Objective:
For each line that holds "ylabel", copy the line out.

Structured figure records
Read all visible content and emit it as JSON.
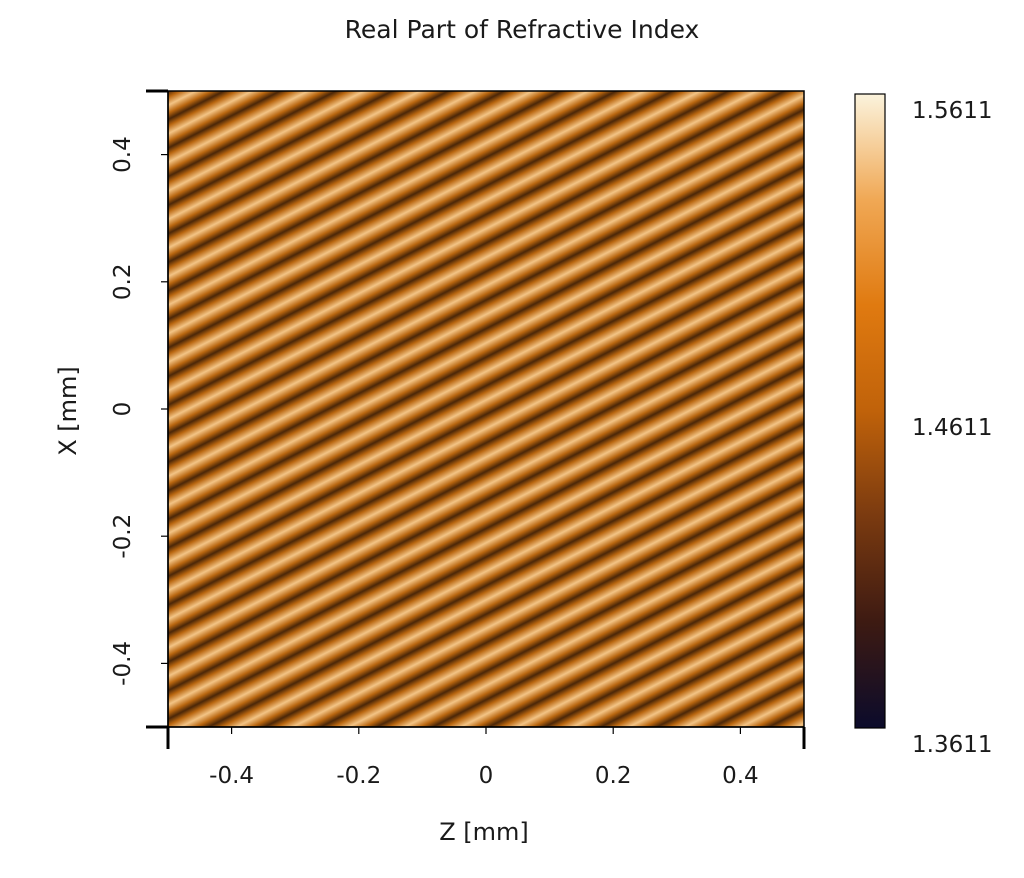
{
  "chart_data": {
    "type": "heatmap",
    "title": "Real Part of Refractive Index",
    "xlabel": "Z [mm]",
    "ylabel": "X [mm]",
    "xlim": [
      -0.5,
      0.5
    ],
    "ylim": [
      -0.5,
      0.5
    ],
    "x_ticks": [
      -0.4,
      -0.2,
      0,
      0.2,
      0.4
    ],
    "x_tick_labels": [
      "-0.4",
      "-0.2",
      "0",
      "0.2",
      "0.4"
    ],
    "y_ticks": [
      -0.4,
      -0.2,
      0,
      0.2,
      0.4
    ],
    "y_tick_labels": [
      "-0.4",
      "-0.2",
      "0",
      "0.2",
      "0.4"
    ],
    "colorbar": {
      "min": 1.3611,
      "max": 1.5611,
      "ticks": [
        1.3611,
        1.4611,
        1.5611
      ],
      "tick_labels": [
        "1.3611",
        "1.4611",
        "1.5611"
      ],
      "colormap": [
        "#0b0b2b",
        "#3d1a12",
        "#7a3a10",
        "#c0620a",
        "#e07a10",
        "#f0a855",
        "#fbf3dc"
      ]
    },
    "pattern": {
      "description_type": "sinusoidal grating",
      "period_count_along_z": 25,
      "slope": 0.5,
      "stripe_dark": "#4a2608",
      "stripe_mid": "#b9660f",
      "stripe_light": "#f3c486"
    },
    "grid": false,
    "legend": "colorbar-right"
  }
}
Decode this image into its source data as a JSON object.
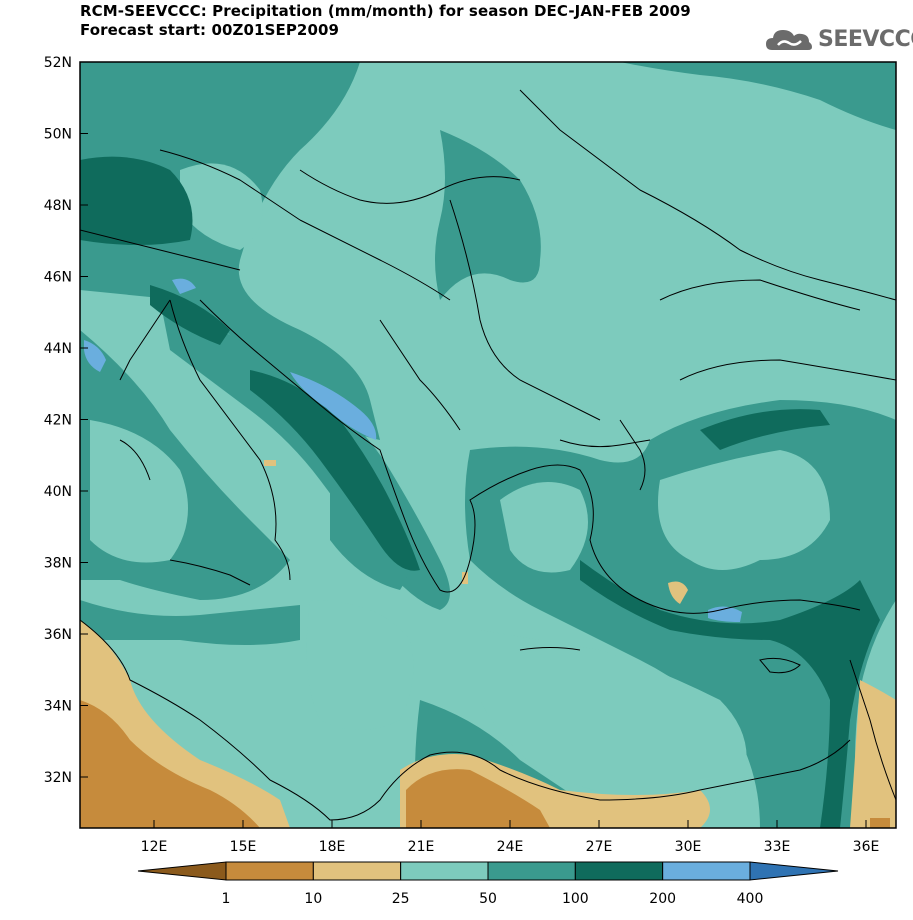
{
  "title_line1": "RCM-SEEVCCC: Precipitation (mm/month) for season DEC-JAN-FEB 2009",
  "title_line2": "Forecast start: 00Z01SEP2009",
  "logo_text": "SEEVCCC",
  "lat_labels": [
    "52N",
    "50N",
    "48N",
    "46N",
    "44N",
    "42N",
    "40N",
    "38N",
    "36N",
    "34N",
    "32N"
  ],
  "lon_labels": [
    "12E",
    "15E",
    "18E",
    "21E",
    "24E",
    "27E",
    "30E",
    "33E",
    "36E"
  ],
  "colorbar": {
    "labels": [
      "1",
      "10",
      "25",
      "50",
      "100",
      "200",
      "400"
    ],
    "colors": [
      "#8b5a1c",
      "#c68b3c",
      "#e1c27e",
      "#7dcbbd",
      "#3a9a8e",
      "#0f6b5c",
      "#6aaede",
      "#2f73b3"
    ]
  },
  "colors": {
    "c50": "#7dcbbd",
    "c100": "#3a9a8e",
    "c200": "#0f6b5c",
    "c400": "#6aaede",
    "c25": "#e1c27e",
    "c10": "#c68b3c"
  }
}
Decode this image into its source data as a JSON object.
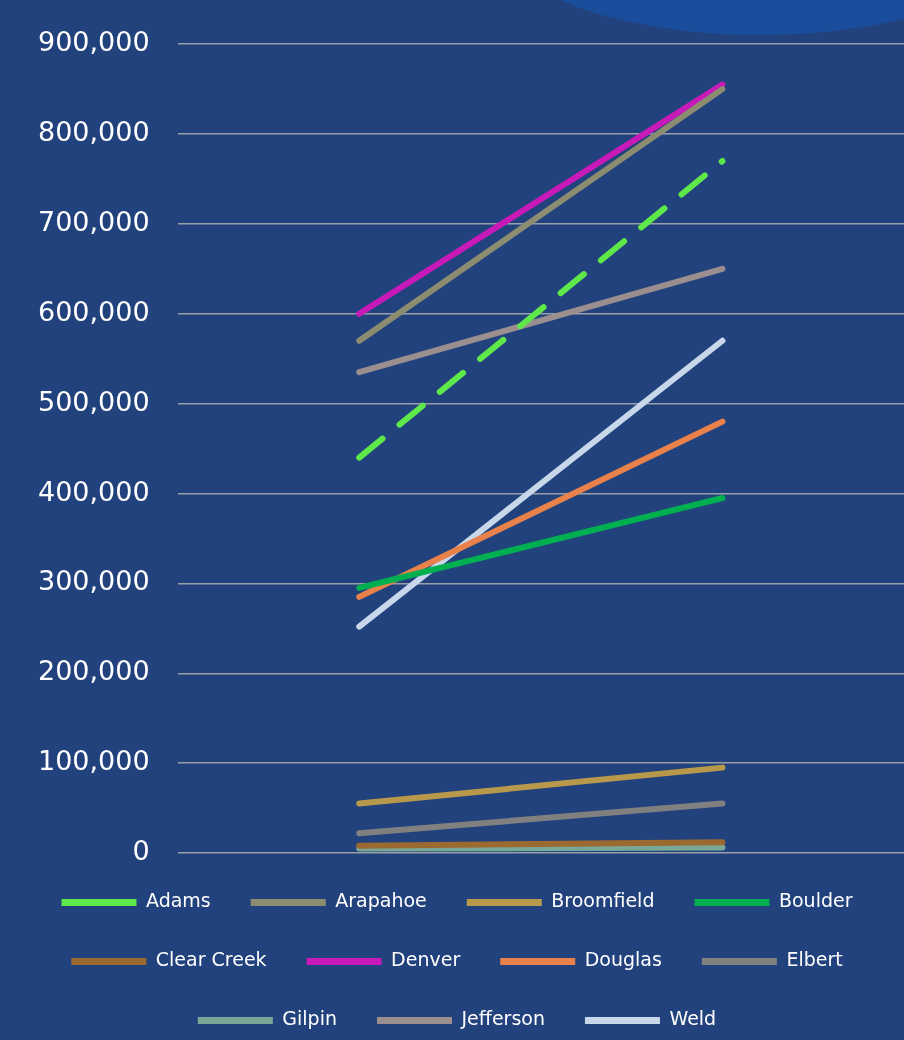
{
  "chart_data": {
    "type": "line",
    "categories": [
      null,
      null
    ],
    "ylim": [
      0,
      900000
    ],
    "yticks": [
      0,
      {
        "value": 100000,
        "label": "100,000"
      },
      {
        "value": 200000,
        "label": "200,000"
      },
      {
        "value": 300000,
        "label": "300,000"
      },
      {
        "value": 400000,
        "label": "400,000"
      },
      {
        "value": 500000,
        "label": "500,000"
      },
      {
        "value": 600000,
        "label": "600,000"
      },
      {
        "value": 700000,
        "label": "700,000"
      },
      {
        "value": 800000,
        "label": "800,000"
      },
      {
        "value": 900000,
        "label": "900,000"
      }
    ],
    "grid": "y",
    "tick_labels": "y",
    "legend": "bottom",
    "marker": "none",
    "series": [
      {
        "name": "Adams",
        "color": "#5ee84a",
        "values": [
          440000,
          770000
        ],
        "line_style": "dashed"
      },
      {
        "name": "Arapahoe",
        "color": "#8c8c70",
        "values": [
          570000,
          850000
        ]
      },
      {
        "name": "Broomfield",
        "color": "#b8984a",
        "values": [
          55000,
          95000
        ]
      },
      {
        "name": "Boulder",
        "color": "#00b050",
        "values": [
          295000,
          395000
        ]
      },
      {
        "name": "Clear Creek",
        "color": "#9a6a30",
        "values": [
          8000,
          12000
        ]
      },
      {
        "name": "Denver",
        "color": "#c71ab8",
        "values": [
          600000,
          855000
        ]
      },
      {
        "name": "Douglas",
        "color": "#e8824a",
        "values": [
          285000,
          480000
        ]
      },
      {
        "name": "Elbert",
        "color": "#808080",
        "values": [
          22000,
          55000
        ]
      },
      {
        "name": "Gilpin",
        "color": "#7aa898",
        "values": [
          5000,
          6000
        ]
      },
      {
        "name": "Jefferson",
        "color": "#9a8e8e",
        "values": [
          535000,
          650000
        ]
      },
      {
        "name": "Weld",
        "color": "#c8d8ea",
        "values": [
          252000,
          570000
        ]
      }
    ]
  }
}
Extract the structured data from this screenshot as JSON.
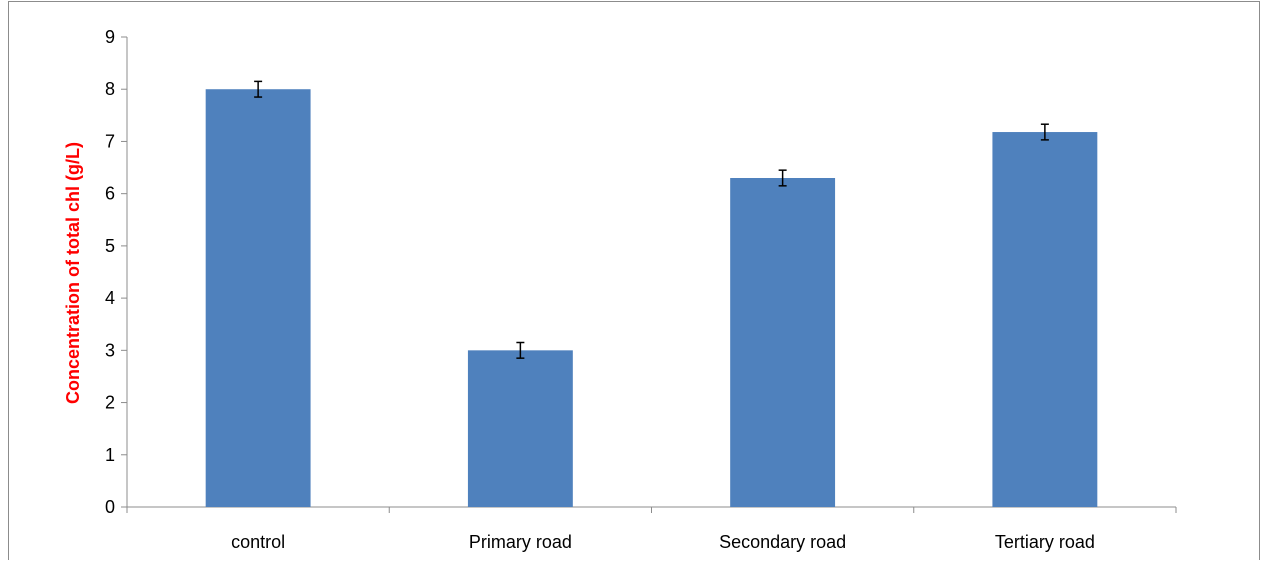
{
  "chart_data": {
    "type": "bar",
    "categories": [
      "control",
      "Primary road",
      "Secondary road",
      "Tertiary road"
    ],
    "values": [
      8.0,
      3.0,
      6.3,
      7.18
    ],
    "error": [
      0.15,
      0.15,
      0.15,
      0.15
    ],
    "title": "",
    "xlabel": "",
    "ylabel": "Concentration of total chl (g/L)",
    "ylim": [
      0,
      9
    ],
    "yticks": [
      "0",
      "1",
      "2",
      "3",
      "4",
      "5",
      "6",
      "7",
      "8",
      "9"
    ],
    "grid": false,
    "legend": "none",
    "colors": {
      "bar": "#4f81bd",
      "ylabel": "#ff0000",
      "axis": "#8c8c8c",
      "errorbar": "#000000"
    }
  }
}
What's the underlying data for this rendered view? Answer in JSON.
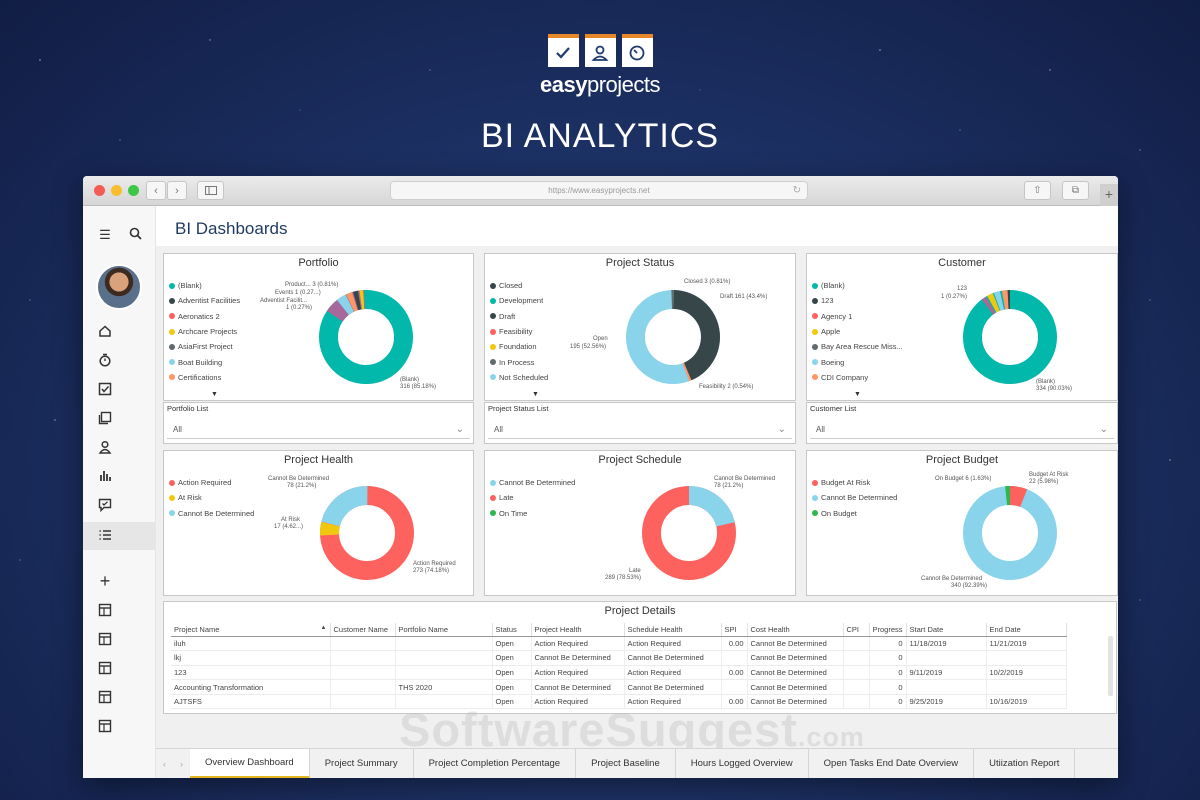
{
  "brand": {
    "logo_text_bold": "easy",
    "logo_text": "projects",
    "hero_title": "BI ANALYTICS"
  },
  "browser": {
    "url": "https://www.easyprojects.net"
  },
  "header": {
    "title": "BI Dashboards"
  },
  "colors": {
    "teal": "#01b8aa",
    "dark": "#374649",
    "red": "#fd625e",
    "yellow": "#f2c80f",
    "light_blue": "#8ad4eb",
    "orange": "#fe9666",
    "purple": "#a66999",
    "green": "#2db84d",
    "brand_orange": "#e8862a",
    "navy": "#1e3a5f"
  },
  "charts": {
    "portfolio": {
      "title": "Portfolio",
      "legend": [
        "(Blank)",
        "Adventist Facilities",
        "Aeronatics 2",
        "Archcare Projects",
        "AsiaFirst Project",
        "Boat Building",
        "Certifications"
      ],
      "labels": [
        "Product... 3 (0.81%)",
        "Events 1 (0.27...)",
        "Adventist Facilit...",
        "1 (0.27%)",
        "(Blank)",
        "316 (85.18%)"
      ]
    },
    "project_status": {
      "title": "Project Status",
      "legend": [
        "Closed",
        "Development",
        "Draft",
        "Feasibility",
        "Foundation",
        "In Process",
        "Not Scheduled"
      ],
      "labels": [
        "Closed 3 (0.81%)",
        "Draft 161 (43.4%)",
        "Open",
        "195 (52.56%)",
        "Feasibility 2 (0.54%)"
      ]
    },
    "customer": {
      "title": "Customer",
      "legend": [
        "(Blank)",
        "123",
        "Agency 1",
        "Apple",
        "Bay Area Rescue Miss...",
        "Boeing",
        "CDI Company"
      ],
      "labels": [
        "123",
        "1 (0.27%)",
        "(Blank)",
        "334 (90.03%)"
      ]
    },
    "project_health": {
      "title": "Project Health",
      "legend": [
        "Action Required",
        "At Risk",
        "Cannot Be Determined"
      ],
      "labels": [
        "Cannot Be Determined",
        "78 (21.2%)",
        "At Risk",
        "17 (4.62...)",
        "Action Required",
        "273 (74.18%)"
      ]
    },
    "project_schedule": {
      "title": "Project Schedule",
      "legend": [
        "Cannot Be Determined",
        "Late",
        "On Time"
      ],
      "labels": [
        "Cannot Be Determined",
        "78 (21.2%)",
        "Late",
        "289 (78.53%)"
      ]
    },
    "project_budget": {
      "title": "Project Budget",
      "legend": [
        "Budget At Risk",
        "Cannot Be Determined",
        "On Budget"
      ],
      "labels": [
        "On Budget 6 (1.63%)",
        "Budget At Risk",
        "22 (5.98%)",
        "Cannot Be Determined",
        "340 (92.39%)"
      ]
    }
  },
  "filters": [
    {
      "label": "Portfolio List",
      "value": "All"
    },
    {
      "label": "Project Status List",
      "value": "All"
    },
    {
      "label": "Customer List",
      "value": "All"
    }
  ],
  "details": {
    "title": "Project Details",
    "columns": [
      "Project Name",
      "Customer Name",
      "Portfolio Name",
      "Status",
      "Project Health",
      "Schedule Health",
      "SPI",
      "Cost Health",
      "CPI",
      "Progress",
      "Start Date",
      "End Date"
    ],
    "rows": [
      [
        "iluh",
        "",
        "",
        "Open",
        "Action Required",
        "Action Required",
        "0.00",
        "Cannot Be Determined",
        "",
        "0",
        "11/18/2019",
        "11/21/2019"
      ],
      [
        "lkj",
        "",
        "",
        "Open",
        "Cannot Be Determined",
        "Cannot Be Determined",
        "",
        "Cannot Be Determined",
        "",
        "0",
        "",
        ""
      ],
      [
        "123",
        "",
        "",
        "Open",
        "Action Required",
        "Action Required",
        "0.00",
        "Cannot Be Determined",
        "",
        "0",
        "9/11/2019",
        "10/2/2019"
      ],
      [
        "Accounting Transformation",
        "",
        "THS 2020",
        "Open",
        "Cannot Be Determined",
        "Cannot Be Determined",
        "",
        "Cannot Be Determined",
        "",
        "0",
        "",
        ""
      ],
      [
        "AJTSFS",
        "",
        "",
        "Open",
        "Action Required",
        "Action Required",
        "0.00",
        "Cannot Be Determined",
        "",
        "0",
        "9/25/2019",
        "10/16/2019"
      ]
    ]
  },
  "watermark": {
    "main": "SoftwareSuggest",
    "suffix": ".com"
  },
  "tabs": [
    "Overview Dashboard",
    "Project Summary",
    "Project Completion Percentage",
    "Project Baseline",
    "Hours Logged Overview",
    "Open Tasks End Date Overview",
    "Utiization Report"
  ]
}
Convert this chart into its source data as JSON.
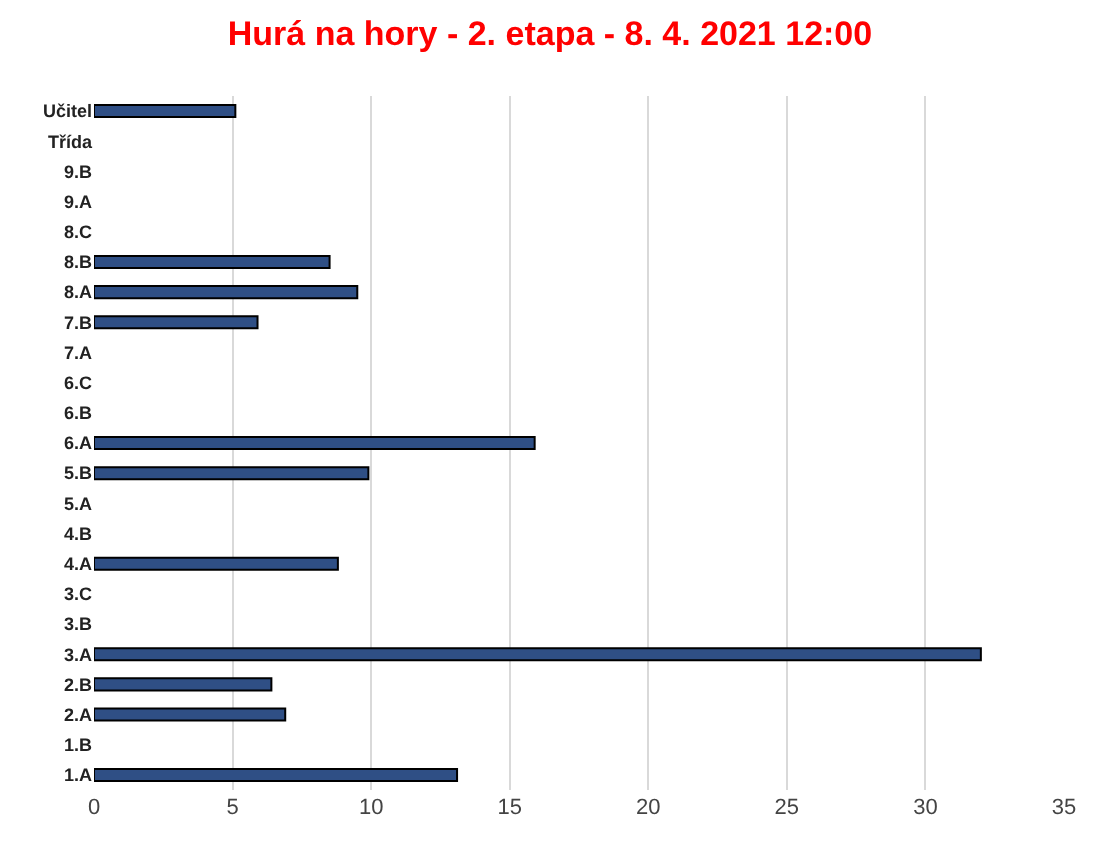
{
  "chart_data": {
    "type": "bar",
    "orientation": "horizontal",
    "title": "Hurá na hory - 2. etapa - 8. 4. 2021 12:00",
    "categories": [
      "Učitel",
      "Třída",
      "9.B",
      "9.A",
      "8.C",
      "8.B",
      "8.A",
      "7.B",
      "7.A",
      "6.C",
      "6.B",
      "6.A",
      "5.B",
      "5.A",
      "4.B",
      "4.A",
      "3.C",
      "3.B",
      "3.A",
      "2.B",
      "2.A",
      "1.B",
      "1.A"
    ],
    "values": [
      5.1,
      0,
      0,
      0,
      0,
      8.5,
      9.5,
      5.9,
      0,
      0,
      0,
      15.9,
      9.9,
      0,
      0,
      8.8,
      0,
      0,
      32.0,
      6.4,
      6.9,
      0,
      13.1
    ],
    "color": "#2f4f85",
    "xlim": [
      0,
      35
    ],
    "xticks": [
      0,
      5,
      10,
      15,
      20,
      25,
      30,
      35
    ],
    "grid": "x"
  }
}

Exercise output:
    "ylabel": "X [mm]",
    "ylabel": "Concentration of total chl (g/L)",
      "ylabel": "#ff0000",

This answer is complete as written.